[Start]

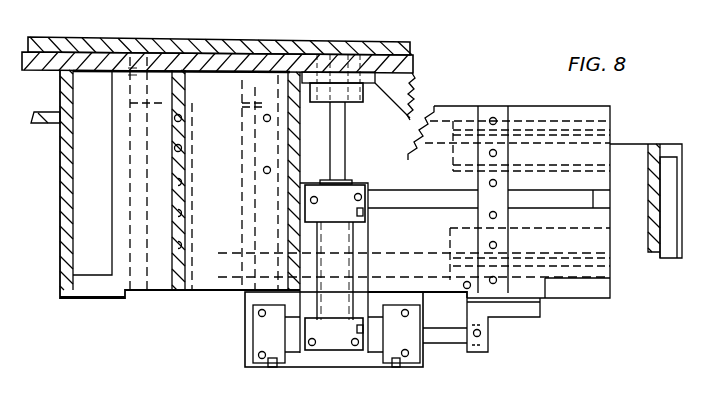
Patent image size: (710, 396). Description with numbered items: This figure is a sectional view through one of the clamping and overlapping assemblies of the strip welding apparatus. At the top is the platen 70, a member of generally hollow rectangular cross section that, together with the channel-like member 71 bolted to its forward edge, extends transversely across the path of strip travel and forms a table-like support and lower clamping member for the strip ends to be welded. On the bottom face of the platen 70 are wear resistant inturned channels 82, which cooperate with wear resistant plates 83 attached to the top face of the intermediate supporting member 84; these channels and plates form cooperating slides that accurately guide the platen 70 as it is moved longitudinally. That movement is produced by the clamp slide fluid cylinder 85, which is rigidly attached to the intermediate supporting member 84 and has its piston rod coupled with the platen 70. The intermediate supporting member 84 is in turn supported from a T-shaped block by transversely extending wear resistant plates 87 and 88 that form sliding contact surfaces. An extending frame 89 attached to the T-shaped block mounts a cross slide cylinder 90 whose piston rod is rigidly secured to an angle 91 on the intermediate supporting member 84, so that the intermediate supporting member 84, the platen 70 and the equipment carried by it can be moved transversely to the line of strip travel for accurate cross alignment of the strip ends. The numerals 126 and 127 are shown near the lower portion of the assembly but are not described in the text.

The platen 70 is at (415, 63).
The channel-like member 71 is at (393, 50).
The wear resistant inturned channels 82 is at (131, 38).
The wear resistant plates 83 is at (183, 38).
The intermediate supporting member 84 is at (300, 294).
The clamp slide fluid cylinder 85 is at (337, 237).
The wear resistant plate 87 is at (616, 278).
The wear resistant plate 88 is at (600, 254).
The extending frame 89 is at (366, 362).
The cross slide cylinder 90 is at (410, 323).
The angle 91 is at (527, 307).
The lower frame member 126 is at (212, 343).
The lower housing 127 is at (107, 346).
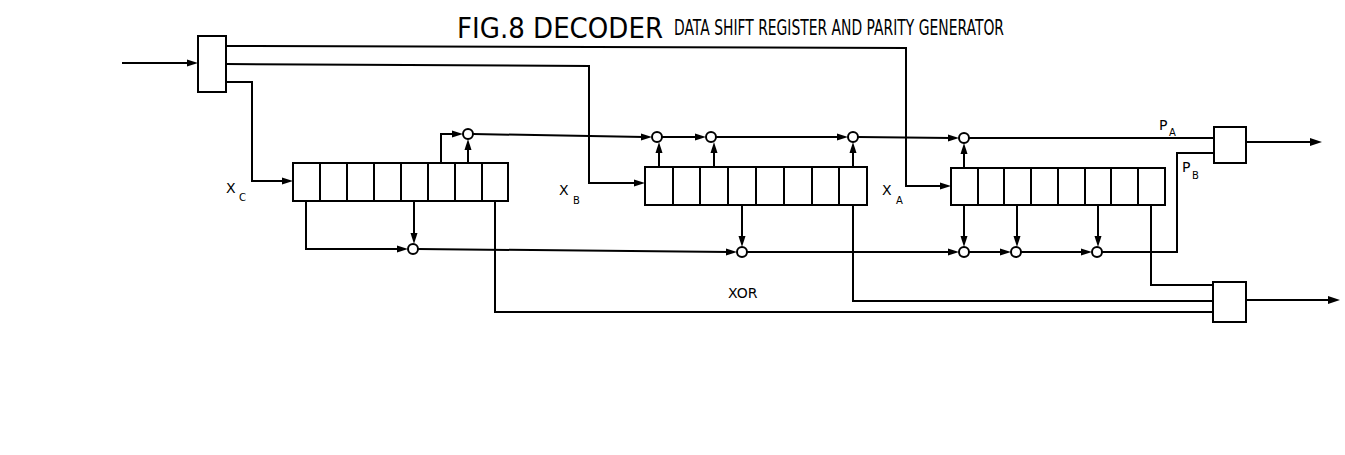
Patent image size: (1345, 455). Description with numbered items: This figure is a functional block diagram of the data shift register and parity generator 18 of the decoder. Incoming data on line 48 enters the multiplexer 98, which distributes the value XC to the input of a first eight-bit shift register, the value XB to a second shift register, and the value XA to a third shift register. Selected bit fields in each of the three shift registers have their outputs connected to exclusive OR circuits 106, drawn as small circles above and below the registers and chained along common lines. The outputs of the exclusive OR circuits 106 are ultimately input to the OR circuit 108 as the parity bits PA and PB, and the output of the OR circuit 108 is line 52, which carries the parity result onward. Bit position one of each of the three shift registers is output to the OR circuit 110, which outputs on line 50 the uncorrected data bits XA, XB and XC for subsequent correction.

[End]

#### Work required
State how many lines in the records contain the string "slide", treating uppercase and lowercase as different, and reply with the number alone.

#### Solution below
3